Every line below should be repeated exactly.
---+---
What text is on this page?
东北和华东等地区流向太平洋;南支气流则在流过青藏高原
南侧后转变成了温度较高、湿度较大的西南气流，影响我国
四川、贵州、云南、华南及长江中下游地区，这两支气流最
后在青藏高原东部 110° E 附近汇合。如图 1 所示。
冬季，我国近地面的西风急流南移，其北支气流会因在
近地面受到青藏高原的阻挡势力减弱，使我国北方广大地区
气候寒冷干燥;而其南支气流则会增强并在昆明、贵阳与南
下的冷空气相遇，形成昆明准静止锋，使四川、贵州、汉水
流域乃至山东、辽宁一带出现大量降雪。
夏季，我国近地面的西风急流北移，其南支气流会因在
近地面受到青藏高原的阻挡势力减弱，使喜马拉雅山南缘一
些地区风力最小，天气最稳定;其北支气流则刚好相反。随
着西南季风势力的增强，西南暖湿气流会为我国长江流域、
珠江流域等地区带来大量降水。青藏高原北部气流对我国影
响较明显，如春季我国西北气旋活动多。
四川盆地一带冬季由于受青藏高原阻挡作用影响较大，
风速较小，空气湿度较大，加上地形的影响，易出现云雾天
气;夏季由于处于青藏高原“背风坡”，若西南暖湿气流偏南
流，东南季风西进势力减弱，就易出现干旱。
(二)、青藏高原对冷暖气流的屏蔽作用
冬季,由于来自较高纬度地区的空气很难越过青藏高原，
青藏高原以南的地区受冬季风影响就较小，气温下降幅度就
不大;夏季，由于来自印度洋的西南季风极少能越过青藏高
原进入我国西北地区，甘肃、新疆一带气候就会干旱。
---+---
**FINISHED TASK**
What text is on this page?
东北和华东等地区流向太平洋;南支气流则在流过青藏高原
南侧后转变成了温度较高、湿度较大的西南气流，影响我国
四川、贵州、云南、华南及长江中下游地区，这两支气流最
后在青藏高原东部 110° E 附近汇合。如图 1 所示。
冬季，我国近地面的西风急流南移，其北支气流会因在
近地面受到青藏高原的阻挡势力减弱，使我国北方广大地区
气候寒冷干燥;而其南支气流则会增强并在昆明、贵阳与南
下的冷空气相遇，形成昆明准静止锋，使四川、贵州、汉水
流域乃至山东、辽宁一带出现大量降雪。
夏季，我国近地面的西风急流北移，其南支气流会因在
近地面受到青藏高原的阻挡势力减弱，使喜马拉雅山南缘一
些地区风力最小，天气最稳定;其北支气流则刚好相反。随
着西南季风势力的增强，西南暖湿气流会为我国长江流域、
珠江流域等地区带来大量降水。青藏高原北部气流对我国影
响较明显，如春季我国西北气旋活动多。
四川盆地一带冬季由于受青藏高原阻挡作用影响较大，
风速较小，空气湿度较大，加上地形的影响，易出现云雾天
气;夏季由于处于青藏高原“背风坡”，若西南暖湿气流偏南
流，东南季风西进势力减弱，就易出现干旱。
(二)、青藏高原对冷暖气流的屏蔽作用
冬季,由于来自较高纬度地区的空气很难越过青藏高原，
青藏高原以南的地区受冬季风影响就较小，气温下降幅度就
不大;夏季，由于来自印度洋的西南季风极少能越过青藏高
原进入我国西北地区，甘肃、新疆一带气候就会干旱。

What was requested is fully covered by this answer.